Records
^^^^
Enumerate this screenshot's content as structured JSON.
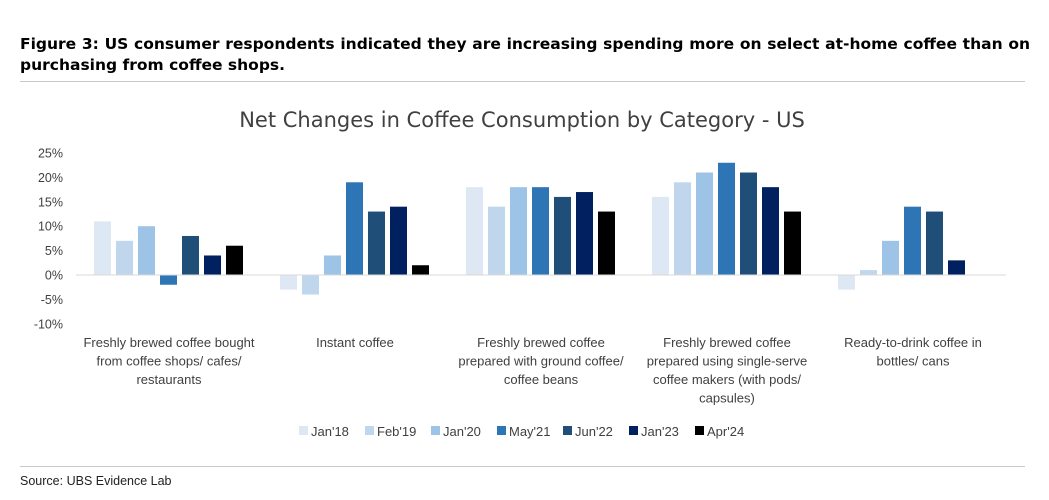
{
  "figure": {
    "title": "Figure 3: US consumer respondents indicated they are increasing spending more on select at-home coffee than on purchasing from coffee shops.",
    "source_label": "Source:",
    "source_value": "UBS Evidence Lab"
  },
  "chart_data": {
    "type": "bar",
    "title": "Net Changes in Coffee Consumption by Category - US",
    "xlabel": "",
    "ylabel": "",
    "ylim": [
      -10,
      25
    ],
    "y_ticks": [
      -10,
      -5,
      0,
      5,
      10,
      15,
      20,
      25
    ],
    "y_tick_labels": [
      "-10%",
      "-5%",
      "0%",
      "5%",
      "10%",
      "15%",
      "20%",
      "25%"
    ],
    "grid": false,
    "legend_position": "bottom",
    "categories": [
      [
        "Freshly brewed coffee bought",
        "from coffee shops/ cafes/",
        "restaurants"
      ],
      [
        "Instant coffee"
      ],
      [
        "Freshly brewed coffee",
        "prepared with ground coffee/",
        "coffee beans"
      ],
      [
        "Freshly brewed coffee",
        "prepared using single-serve",
        "coffee makers (with pods/",
        "capsules)"
      ],
      [
        "Ready-to-drink coffee in",
        "bottles/ cans"
      ]
    ],
    "series": [
      {
        "name": "Jan'18",
        "color": "#dde8f4",
        "values": [
          11,
          -3,
          18,
          16,
          -3
        ]
      },
      {
        "name": "Feb'19",
        "color": "#c0d6ec",
        "values": [
          7,
          -4,
          14,
          19,
          1
        ]
      },
      {
        "name": "Jan'20",
        "color": "#9dc3e6",
        "values": [
          10,
          4,
          18,
          21,
          7
        ]
      },
      {
        "name": "May'21",
        "color": "#2e75b6",
        "values": [
          -2,
          19,
          18,
          23,
          14
        ]
      },
      {
        "name": "Jun'22",
        "color": "#1f4e79",
        "values": [
          8,
          13,
          16,
          21,
          13
        ]
      },
      {
        "name": "Jan'23",
        "color": "#002060",
        "values": [
          4,
          14,
          17,
          18,
          3
        ]
      },
      {
        "name": "Apr'24",
        "color": "#000000",
        "values": [
          6,
          2,
          13,
          13,
          null
        ]
      }
    ]
  }
}
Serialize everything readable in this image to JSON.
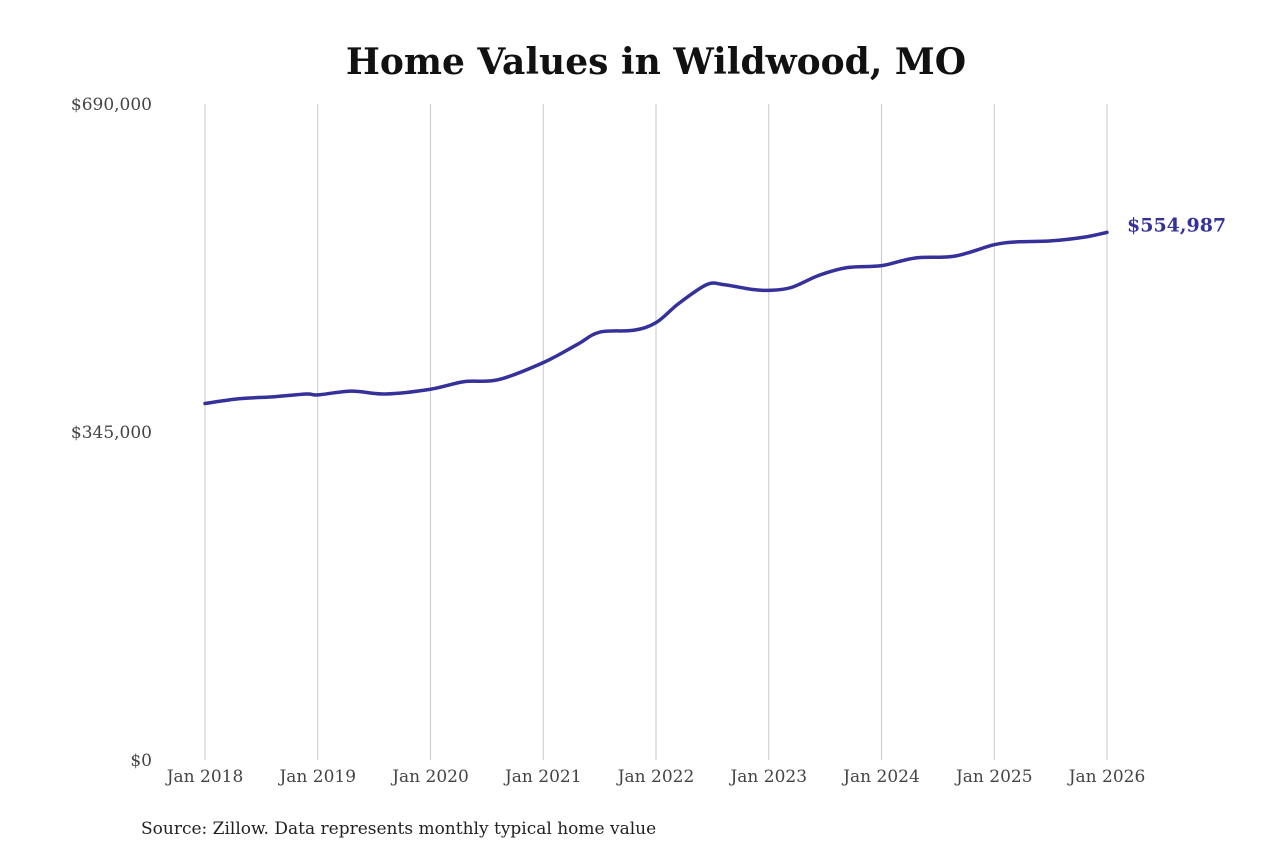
{
  "chart_data": {
    "type": "line",
    "title": "Home Values in Wildwood, MO",
    "xlabel": "",
    "ylabel": "",
    "ylim": [
      0,
      690000
    ],
    "yticks": [
      {
        "value": 0,
        "label": "$0"
      },
      {
        "value": 345000,
        "label": "$345,000"
      },
      {
        "value": 690000,
        "label": "$690,000"
      }
    ],
    "xticks": [
      {
        "value": 2018,
        "label": "Jan 2018"
      },
      {
        "value": 2019,
        "label": "Jan 2019"
      },
      {
        "value": 2020,
        "label": "Jan 2020"
      },
      {
        "value": 2021,
        "label": "Jan 2021"
      },
      {
        "value": 2022,
        "label": "Jan 2022"
      },
      {
        "value": 2023,
        "label": "Jan 2023"
      },
      {
        "value": 2024,
        "label": "Jan 2024"
      },
      {
        "value": 2025,
        "label": "Jan 2025"
      },
      {
        "value": 2026,
        "label": "Jan 2026"
      }
    ],
    "xlim": [
      2018,
      2026
    ],
    "grid": "vertical",
    "series": [
      {
        "color": "#35319a",
        "points": [
          {
            "x": 2018.0,
            "y": 375000
          },
          {
            "x": 2018.3,
            "y": 380000
          },
          {
            "x": 2018.6,
            "y": 382000
          },
          {
            "x": 2018.9,
            "y": 385000
          },
          {
            "x": 2019.0,
            "y": 384000
          },
          {
            "x": 2019.3,
            "y": 388000
          },
          {
            "x": 2019.6,
            "y": 385000
          },
          {
            "x": 2020.0,
            "y": 390000
          },
          {
            "x": 2020.3,
            "y": 398000
          },
          {
            "x": 2020.6,
            "y": 400000
          },
          {
            "x": 2021.0,
            "y": 418000
          },
          {
            "x": 2021.3,
            "y": 437000
          },
          {
            "x": 2021.5,
            "y": 450000
          },
          {
            "x": 2021.8,
            "y": 452000
          },
          {
            "x": 2022.0,
            "y": 460000
          },
          {
            "x": 2022.2,
            "y": 480000
          },
          {
            "x": 2022.45,
            "y": 500000
          },
          {
            "x": 2022.6,
            "y": 500000
          },
          {
            "x": 2022.85,
            "y": 495000
          },
          {
            "x": 2023.0,
            "y": 494000
          },
          {
            "x": 2023.2,
            "y": 497000
          },
          {
            "x": 2023.45,
            "y": 510000
          },
          {
            "x": 2023.7,
            "y": 518000
          },
          {
            "x": 2024.0,
            "y": 520000
          },
          {
            "x": 2024.3,
            "y": 528000
          },
          {
            "x": 2024.65,
            "y": 530000
          },
          {
            "x": 2025.0,
            "y": 542000
          },
          {
            "x": 2025.2,
            "y": 545000
          },
          {
            "x": 2025.5,
            "y": 546000
          },
          {
            "x": 2025.8,
            "y": 550000
          },
          {
            "x": 2026.0,
            "y": 554987
          }
        ]
      }
    ],
    "end_label": "$554,987",
    "source": "Source: Zillow. Data represents monthly typical home value"
  }
}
^^^^
Reproduce each entry precisely. Leave the pictures out.

Solution below
Enumerate this screenshot's content as structured JSON.
{
  "figure": {
    "title": "Figure 3: US consumer respondents indicated they are increasing spending more on select at-home coffee than on purchasing from coffee shops.",
    "source_label": "Source:",
    "source_value": "UBS Evidence Lab"
  },
  "chart_data": {
    "type": "bar",
    "title": "Net Changes in Coffee Consumption by Category - US",
    "xlabel": "",
    "ylabel": "",
    "ylim": [
      -10,
      25
    ],
    "y_ticks": [
      -10,
      -5,
      0,
      5,
      10,
      15,
      20,
      25
    ],
    "y_tick_labels": [
      "-10%",
      "-5%",
      "0%",
      "5%",
      "10%",
      "15%",
      "20%",
      "25%"
    ],
    "grid": false,
    "legend_position": "bottom",
    "categories": [
      [
        "Freshly brewed coffee bought",
        "from coffee shops/ cafes/",
        "restaurants"
      ],
      [
        "Instant coffee"
      ],
      [
        "Freshly brewed coffee",
        "prepared with ground coffee/",
        "coffee beans"
      ],
      [
        "Freshly brewed coffee",
        "prepared using single-serve",
        "coffee makers (with pods/",
        "capsules)"
      ],
      [
        "Ready-to-drink coffee in",
        "bottles/ cans"
      ]
    ],
    "series": [
      {
        "name": "Jan'18",
        "color": "#dde8f4",
        "values": [
          11,
          -3,
          18,
          16,
          -3
        ]
      },
      {
        "name": "Feb'19",
        "color": "#c0d6ec",
        "values": [
          7,
          -4,
          14,
          19,
          1
        ]
      },
      {
        "name": "Jan'20",
        "color": "#9dc3e6",
        "values": [
          10,
          4,
          18,
          21,
          7
        ]
      },
      {
        "name": "May'21",
        "color": "#2e75b6",
        "values": [
          -2,
          19,
          18,
          23,
          14
        ]
      },
      {
        "name": "Jun'22",
        "color": "#1f4e79",
        "values": [
          8,
          13,
          16,
          21,
          13
        ]
      },
      {
        "name": "Jan'23",
        "color": "#002060",
        "values": [
          4,
          14,
          17,
          18,
          3
        ]
      },
      {
        "name": "Apr'24",
        "color": "#000000",
        "values": [
          6,
          2,
          13,
          13,
          null
        ]
      }
    ]
  }
}
Serialize everything readable in this image to JSON.
{
  "chart_data": {
    "type": "line",
    "title": "Home Values in Wildwood, MO",
    "xlabel": "",
    "ylabel": "",
    "ylim": [
      0,
      690000
    ],
    "yticks": [
      {
        "value": 0,
        "label": "$0"
      },
      {
        "value": 345000,
        "label": "$345,000"
      },
      {
        "value": 690000,
        "label": "$690,000"
      }
    ],
    "xticks": [
      {
        "value": 2018,
        "label": "Jan 2018"
      },
      {
        "value": 2019,
        "label": "Jan 2019"
      },
      {
        "value": 2020,
        "label": "Jan 2020"
      },
      {
        "value": 2021,
        "label": "Jan 2021"
      },
      {
        "value": 2022,
        "label": "Jan 2022"
      },
      {
        "value": 2023,
        "label": "Jan 2023"
      },
      {
        "value": 2024,
        "label": "Jan 2024"
      },
      {
        "value": 2025,
        "label": "Jan 2025"
      },
      {
        "value": 2026,
        "label": "Jan 2026"
      }
    ],
    "xlim": [
      2018,
      2026
    ],
    "grid": "vertical",
    "series": [
      {
        "color": "#35319a",
        "points": [
          {
            "x": 2018.0,
            "y": 375000
          },
          {
            "x": 2018.3,
            "y": 380000
          },
          {
            "x": 2018.6,
            "y": 382000
          },
          {
            "x": 2018.9,
            "y": 385000
          },
          {
            "x": 2019.0,
            "y": 384000
          },
          {
            "x": 2019.3,
            "y": 388000
          },
          {
            "x": 2019.6,
            "y": 385000
          },
          {
            "x": 2020.0,
            "y": 390000
          },
          {
            "x": 2020.3,
            "y": 398000
          },
          {
            "x": 2020.6,
            "y": 400000
          },
          {
            "x": 2021.0,
            "y": 418000
          },
          {
            "x": 2021.3,
            "y": 437000
          },
          {
            "x": 2021.5,
            "y": 450000
          },
          {
            "x": 2021.8,
            "y": 452000
          },
          {
            "x": 2022.0,
            "y": 460000
          },
          {
            "x": 2022.2,
            "y": 480000
          },
          {
            "x": 2022.45,
            "y": 500000
          },
          {
            "x": 2022.6,
            "y": 500000
          },
          {
            "x": 2022.85,
            "y": 495000
          },
          {
            "x": 2023.0,
            "y": 494000
          },
          {
            "x": 2023.2,
            "y": 497000
          },
          {
            "x": 2023.45,
            "y": 510000
          },
          {
            "x": 2023.7,
            "y": 518000
          },
          {
            "x": 2024.0,
            "y": 520000
          },
          {
            "x": 2024.3,
            "y": 528000
          },
          {
            "x": 2024.65,
            "y": 530000
          },
          {
            "x": 2025.0,
            "y": 542000
          },
          {
            "x": 2025.2,
            "y": 545000
          },
          {
            "x": 2025.5,
            "y": 546000
          },
          {
            "x": 2025.8,
            "y": 550000
          },
          {
            "x": 2026.0,
            "y": 554987
          }
        ]
      }
    ],
    "end_label": "$554,987",
    "source": "Source: Zillow. Data represents monthly typical home value"
  }
}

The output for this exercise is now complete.